### THE PROBLEM
Transcribe all of the data exactly. Omit the pictures.

[Stored data]

>> Start

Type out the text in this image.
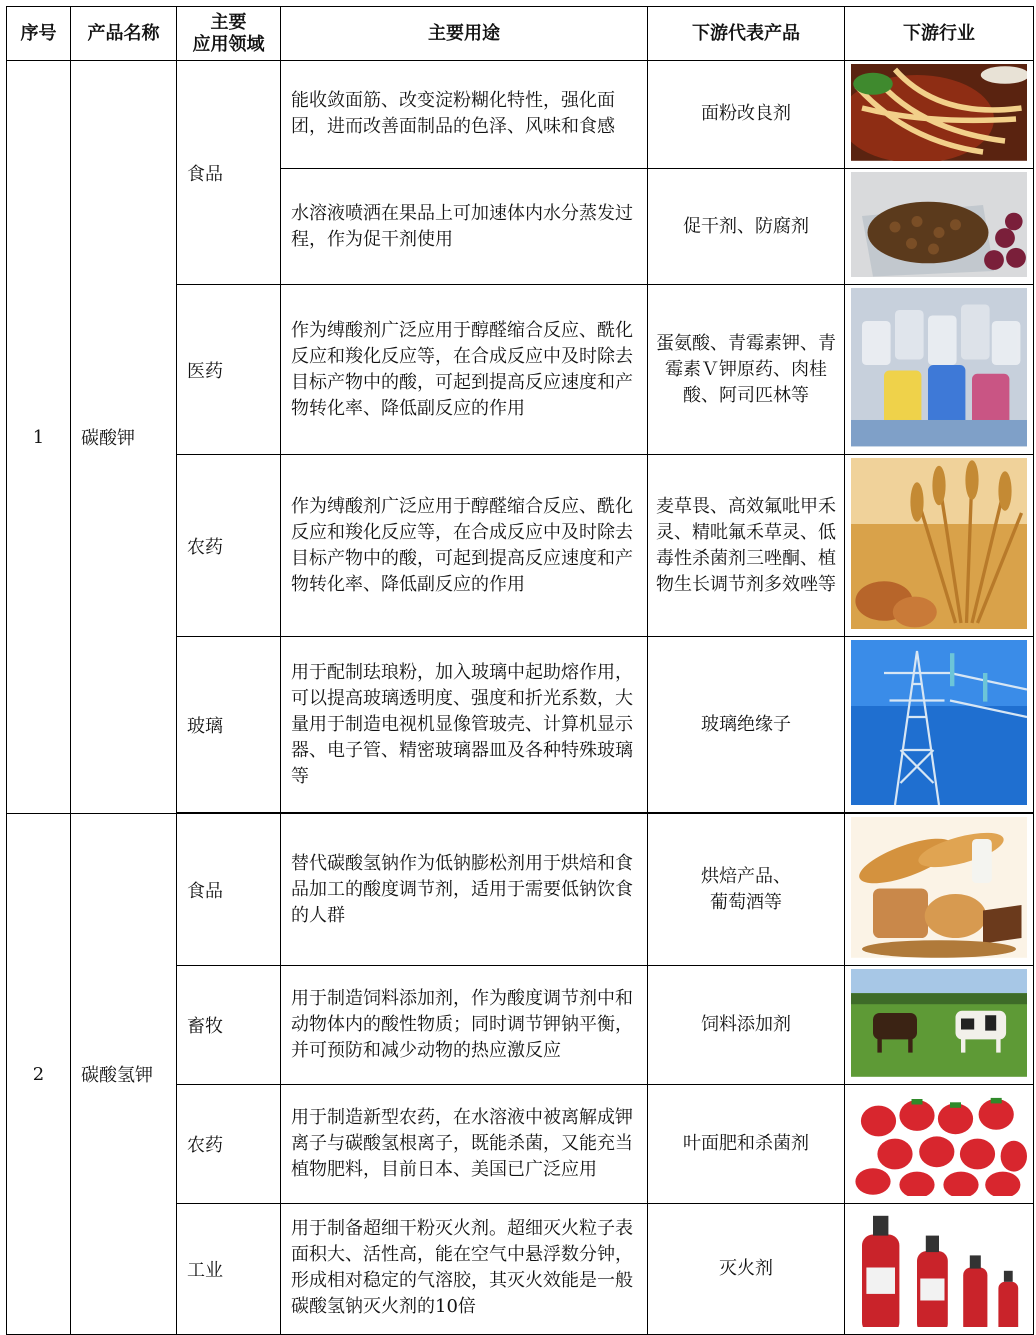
序号	产品名称	主要
应用领域	主要用途	下游代表产品	下游行业
1	碳酸钾	食品	能收敛面筋、改变淀粉糊化特性，强化面团，进而改善面制品的色泽、风味和食感	面粉改良剂	
			水溶液喷洒在果品上可加速体内水分蒸发过程，作为促干剂使用	促干剂、防腐剂	
		医药	作为缚酸剂广泛应用于醇醛缩合反应、酰化反应和羧化反应等，在合成反应中及时除去目标产物中的酸，可起到提高反应速度和产物转化率、降低副反应的作用	蛋氨酸、青霉素钾、青霉素Ｖ钾原药、肉桂酸、阿司匹林等	
		农药	作为缚酸剂广泛应用于醇醛缩合反应、酰化反应和羧化反应等，在合成反应中及时除去目标产物中的酸，可起到提高反应速度和产物转化率、降低副反应的作用	麦草畏、高效氟吡甲禾灵、精吡氟禾草灵、低毒性杀菌剂三唑酮、植物生长调节剂多效唑等	
		玻璃	用于配制珐琅粉，加入玻璃中起助熔作用，可以提高玻璃透明度、强度和折光系数，大量用于制造电视机显像管玻壳、计算机显示器、电子管、精密玻璃器皿及各种特殊玻璃等	玻璃绝缘子	

2	碳酸氢钾	食品	替代碳酸氢钠作为低钠膨松剂用于烘焙和食品加工的酸度调节剂，适用于需要低钠饮食的人群	烘焙产品、
葡萄酒等	
		畜牧	用于制造饲料添加剂，作为酸度调节剂中和动物体内的酸性物质；同时调节钾钠平衡，并可预防和减少动物的热应激反应	饲料添加剂	
		农药	用于制造新型农药，在水溶液中被离解成钾离子与碳酸氢根离子，既能杀菌，又能充当植物肥料，目前日本、美国已广泛应用	叶面肥和杀菌剂	
		工业	用于制备超细干粉灭火剂。超细灭火粒子表面积大、活性高，能在空气中悬浮数分钟，形成相对稳定的气溶胶，其灭火效能是一般碳酸氢钠灭火剂的10倍	灭火剂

>> End

### ANSWER FOR THIS EXERCISE
Type out the text in this image.
序号	产品名称	主要
应用领域	主要用途	下游代表产品	下游行业
1	碳酸钾	食品	能收敛面筋、改变淀粉糊化特性，强化面团，进而改善面制品的色泽、风味和食感	面粉改良剂	
			水溶液喷洒在果品上可加速体内水分蒸发过程，作为促干剂使用	促干剂、防腐剂	
		医药	作为缚酸剂广泛应用于醇醛缩合反应、酰化反应和羧化反应等，在合成反应中及时除去目标产物中的酸，可起到提高反应速度和产物转化率、降低副反应的作用	蛋氨酸、青霉素钾、青霉素Ｖ钾原药、肉桂酸、阿司匹林等	
		农药	作为缚酸剂广泛应用于醇醛缩合反应、酰化反应和羧化反应等，在合成反应中及时除去目标产物中的酸，可起到提高反应速度和产物转化率、降低副反应的作用	麦草畏、高效氟吡甲禾灵、精吡氟禾草灵、低毒性杀菌剂三唑酮、植物生长调节剂多效唑等	
		玻璃	用于配制珐琅粉，加入玻璃中起助熔作用，可以提高玻璃透明度、强度和折光系数，大量用于制造电视机显像管玻壳、计算机显示器、电子管、精密玻璃器皿及各种特殊玻璃等	玻璃绝缘子	

2	碳酸氢钾	食品	替代碳酸氢钠作为低钠膨松剂用于烘焙和食品加工的酸度调节剂，适用于需要低钠饮食的人群	烘焙产品、
葡萄酒等	
		畜牧	用于制造饲料添加剂，作为酸度调节剂中和动物体内的酸性物质；同时调节钾钠平衡，并可预防和减少动物的热应激反应	饲料添加剂	
		农药	用于制造新型农药，在水溶液中被离解成钾离子与碳酸氢根离子，既能杀菌，又能充当植物肥料，目前日本、美国已广泛应用	叶面肥和杀菌剂	
		工业	用于制备超细干粉灭火剂。超细灭火粒子表面积大、活性高，能在空气中悬浮数分钟，形成相对稳定的气溶胶，其灭火效能是一般碳酸氢钠灭火剂的10倍	灭火剂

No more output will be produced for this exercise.